* To do: Write out each entry again. Keep every word exactly as it is.

▬▬▬▬▬▬

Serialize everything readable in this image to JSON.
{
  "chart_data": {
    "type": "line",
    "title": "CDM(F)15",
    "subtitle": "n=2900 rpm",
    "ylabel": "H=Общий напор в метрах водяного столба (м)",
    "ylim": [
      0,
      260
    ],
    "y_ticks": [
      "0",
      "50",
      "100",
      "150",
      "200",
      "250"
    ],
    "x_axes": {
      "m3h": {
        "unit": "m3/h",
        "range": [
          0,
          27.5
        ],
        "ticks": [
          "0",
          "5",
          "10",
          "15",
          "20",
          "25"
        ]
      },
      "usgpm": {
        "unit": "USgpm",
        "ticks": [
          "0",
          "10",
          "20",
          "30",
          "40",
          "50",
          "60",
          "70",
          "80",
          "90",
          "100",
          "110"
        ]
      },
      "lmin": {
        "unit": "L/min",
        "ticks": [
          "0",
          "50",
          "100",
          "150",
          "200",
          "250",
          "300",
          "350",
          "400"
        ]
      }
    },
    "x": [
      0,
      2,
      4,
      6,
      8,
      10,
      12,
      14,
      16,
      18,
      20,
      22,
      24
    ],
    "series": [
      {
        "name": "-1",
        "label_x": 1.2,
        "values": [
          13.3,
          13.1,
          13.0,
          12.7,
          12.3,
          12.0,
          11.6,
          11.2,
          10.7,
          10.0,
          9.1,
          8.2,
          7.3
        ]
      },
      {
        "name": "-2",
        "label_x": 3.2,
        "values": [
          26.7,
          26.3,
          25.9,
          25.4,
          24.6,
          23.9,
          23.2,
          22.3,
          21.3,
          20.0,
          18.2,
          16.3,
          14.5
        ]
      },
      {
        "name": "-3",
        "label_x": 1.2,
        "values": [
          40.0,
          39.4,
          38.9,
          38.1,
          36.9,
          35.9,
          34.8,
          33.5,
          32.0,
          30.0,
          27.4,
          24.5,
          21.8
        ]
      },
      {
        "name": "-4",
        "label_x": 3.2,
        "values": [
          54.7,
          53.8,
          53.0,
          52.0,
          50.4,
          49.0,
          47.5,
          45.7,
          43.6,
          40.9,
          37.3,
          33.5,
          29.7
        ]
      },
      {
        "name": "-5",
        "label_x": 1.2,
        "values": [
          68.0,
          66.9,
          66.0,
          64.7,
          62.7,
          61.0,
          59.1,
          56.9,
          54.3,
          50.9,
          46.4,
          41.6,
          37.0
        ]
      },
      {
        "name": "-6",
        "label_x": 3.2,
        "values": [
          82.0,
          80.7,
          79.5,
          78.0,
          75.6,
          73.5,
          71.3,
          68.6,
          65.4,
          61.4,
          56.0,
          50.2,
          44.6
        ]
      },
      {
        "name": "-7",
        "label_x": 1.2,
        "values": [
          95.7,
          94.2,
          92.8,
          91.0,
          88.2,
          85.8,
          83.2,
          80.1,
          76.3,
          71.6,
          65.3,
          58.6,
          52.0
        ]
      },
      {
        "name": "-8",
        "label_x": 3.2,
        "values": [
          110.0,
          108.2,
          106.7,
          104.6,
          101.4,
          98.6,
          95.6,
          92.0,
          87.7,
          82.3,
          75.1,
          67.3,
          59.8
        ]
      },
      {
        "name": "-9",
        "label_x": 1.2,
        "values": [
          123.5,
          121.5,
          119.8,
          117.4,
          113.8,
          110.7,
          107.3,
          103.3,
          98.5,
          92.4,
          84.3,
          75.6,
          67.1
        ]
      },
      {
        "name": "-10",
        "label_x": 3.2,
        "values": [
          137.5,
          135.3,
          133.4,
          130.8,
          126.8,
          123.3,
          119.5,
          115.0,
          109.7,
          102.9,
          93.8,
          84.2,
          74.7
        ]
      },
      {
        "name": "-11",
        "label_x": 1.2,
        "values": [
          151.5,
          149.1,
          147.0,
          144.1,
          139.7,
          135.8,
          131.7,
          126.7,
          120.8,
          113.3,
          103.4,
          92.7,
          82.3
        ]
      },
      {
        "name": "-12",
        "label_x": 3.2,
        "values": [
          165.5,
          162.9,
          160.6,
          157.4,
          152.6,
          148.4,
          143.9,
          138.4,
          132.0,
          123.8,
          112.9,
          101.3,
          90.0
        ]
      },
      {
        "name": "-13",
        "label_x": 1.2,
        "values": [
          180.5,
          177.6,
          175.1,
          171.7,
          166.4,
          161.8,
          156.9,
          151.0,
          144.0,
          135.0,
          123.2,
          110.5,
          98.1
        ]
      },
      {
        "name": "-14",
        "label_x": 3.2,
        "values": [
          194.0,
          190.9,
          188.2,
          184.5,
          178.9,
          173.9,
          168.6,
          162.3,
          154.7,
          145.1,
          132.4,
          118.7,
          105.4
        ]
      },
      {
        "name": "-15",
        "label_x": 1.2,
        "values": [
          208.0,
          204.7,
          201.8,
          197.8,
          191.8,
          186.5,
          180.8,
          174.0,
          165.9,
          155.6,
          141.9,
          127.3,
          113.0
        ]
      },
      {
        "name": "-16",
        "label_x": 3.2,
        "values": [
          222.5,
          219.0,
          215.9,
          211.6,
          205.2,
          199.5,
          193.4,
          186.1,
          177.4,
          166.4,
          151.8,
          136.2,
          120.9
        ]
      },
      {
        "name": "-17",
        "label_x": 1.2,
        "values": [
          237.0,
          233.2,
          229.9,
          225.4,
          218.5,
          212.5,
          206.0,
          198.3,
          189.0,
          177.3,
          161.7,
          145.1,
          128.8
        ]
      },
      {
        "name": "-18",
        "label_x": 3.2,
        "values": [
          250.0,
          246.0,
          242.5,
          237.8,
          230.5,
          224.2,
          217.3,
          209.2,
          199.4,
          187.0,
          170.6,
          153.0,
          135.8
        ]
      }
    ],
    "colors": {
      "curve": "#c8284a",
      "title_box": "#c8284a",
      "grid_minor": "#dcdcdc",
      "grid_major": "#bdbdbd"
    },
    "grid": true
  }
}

▬▬▬▬▬▬

* Final answer:
Serialize everything readable in this image to JSON.
{
  "chart_data": {
    "type": "line",
    "title": "CDM(F)15",
    "subtitle": "n=2900 rpm",
    "ylabel": "H=Общий напор в метрах водяного столба (м)",
    "ylim": [
      0,
      260
    ],
    "y_ticks": [
      "0",
      "50",
      "100",
      "150",
      "200",
      "250"
    ],
    "x_axes": {
      "m3h": {
        "unit": "m3/h",
        "range": [
          0,
          27.5
        ],
        "ticks": [
          "0",
          "5",
          "10",
          "15",
          "20",
          "25"
        ]
      },
      "usgpm": {
        "unit": "USgpm",
        "ticks": [
          "0",
          "10",
          "20",
          "30",
          "40",
          "50",
          "60",
          "70",
          "80",
          "90",
          "100",
          "110"
        ]
      },
      "lmin": {
        "unit": "L/min",
        "ticks": [
          "0",
          "50",
          "100",
          "150",
          "200",
          "250",
          "300",
          "350",
          "400"
        ]
      }
    },
    "x": [
      0,
      2,
      4,
      6,
      8,
      10,
      12,
      14,
      16,
      18,
      20,
      22,
      24
    ],
    "series": [
      {
        "name": "-1",
        "label_x": 1.2,
        "values": [
          13.3,
          13.1,
          13.0,
          12.7,
          12.3,
          12.0,
          11.6,
          11.2,
          10.7,
          10.0,
          9.1,
          8.2,
          7.3
        ]
      },
      {
        "name": "-2",
        "label_x": 3.2,
        "values": [
          26.7,
          26.3,
          25.9,
          25.4,
          24.6,
          23.9,
          23.2,
          22.3,
          21.3,
          20.0,
          18.2,
          16.3,
          14.5
        ]
      },
      {
        "name": "-3",
        "label_x": 1.2,
        "values": [
          40.0,
          39.4,
          38.9,
          38.1,
          36.9,
          35.9,
          34.8,
          33.5,
          32.0,
          30.0,
          27.4,
          24.5,
          21.8
        ]
      },
      {
        "name": "-4",
        "label_x": 3.2,
        "values": [
          54.7,
          53.8,
          53.0,
          52.0,
          50.4,
          49.0,
          47.5,
          45.7,
          43.6,
          40.9,
          37.3,
          33.5,
          29.7
        ]
      },
      {
        "name": "-5",
        "label_x": 1.2,
        "values": [
          68.0,
          66.9,
          66.0,
          64.7,
          62.7,
          61.0,
          59.1,
          56.9,
          54.3,
          50.9,
          46.4,
          41.6,
          37.0
        ]
      },
      {
        "name": "-6",
        "label_x": 3.2,
        "values": [
          82.0,
          80.7,
          79.5,
          78.0,
          75.6,
          73.5,
          71.3,
          68.6,
          65.4,
          61.4,
          56.0,
          50.2,
          44.6
        ]
      },
      {
        "name": "-7",
        "label_x": 1.2,
        "values": [
          95.7,
          94.2,
          92.8,
          91.0,
          88.2,
          85.8,
          83.2,
          80.1,
          76.3,
          71.6,
          65.3,
          58.6,
          52.0
        ]
      },
      {
        "name": "-8",
        "label_x": 3.2,
        "values": [
          110.0,
          108.2,
          106.7,
          104.6,
          101.4,
          98.6,
          95.6,
          92.0,
          87.7,
          82.3,
          75.1,
          67.3,
          59.8
        ]
      },
      {
        "name": "-9",
        "label_x": 1.2,
        "values": [
          123.5,
          121.5,
          119.8,
          117.4,
          113.8,
          110.7,
          107.3,
          103.3,
          98.5,
          92.4,
          84.3,
          75.6,
          67.1
        ]
      },
      {
        "name": "-10",
        "label_x": 3.2,
        "values": [
          137.5,
          135.3,
          133.4,
          130.8,
          126.8,
          123.3,
          119.5,
          115.0,
          109.7,
          102.9,
          93.8,
          84.2,
          74.7
        ]
      },
      {
        "name": "-11",
        "label_x": 1.2,
        "values": [
          151.5,
          149.1,
          147.0,
          144.1,
          139.7,
          135.8,
          131.7,
          126.7,
          120.8,
          113.3,
          103.4,
          92.7,
          82.3
        ]
      },
      {
        "name": "-12",
        "label_x": 3.2,
        "values": [
          165.5,
          162.9,
          160.6,
          157.4,
          152.6,
          148.4,
          143.9,
          138.4,
          132.0,
          123.8,
          112.9,
          101.3,
          90.0
        ]
      },
      {
        "name": "-13",
        "label_x": 1.2,
        "values": [
          180.5,
          177.6,
          175.1,
          171.7,
          166.4,
          161.8,
          156.9,
          151.0,
          144.0,
          135.0,
          123.2,
          110.5,
          98.1
        ]
      },
      {
        "name": "-14",
        "label_x": 3.2,
        "values": [
          194.0,
          190.9,
          188.2,
          184.5,
          178.9,
          173.9,
          168.6,
          162.3,
          154.7,
          145.1,
          132.4,
          118.7,
          105.4
        ]
      },
      {
        "name": "-15",
        "label_x": 1.2,
        "values": [
          208.0,
          204.7,
          201.8,
          197.8,
          191.8,
          186.5,
          180.8,
          174.0,
          165.9,
          155.6,
          141.9,
          127.3,
          113.0
        ]
      },
      {
        "name": "-16",
        "label_x": 3.2,
        "values": [
          222.5,
          219.0,
          215.9,
          211.6,
          205.2,
          199.5,
          193.4,
          186.1,
          177.4,
          166.4,
          151.8,
          136.2,
          120.9
        ]
      },
      {
        "name": "-17",
        "label_x": 1.2,
        "values": [
          237.0,
          233.2,
          229.9,
          225.4,
          218.5,
          212.5,
          206.0,
          198.3,
          189.0,
          177.3,
          161.7,
          145.1,
          128.8
        ]
      },
      {
        "name": "-18",
        "label_x": 3.2,
        "values": [
          250.0,
          246.0,
          242.5,
          237.8,
          230.5,
          224.2,
          217.3,
          209.2,
          199.4,
          187.0,
          170.6,
          153.0,
          135.8
        ]
      }
    ],
    "colors": {
      "curve": "#c8284a",
      "title_box": "#c8284a",
      "grid_minor": "#dcdcdc",
      "grid_major": "#bdbdbd"
    },
    "grid": true
  }
}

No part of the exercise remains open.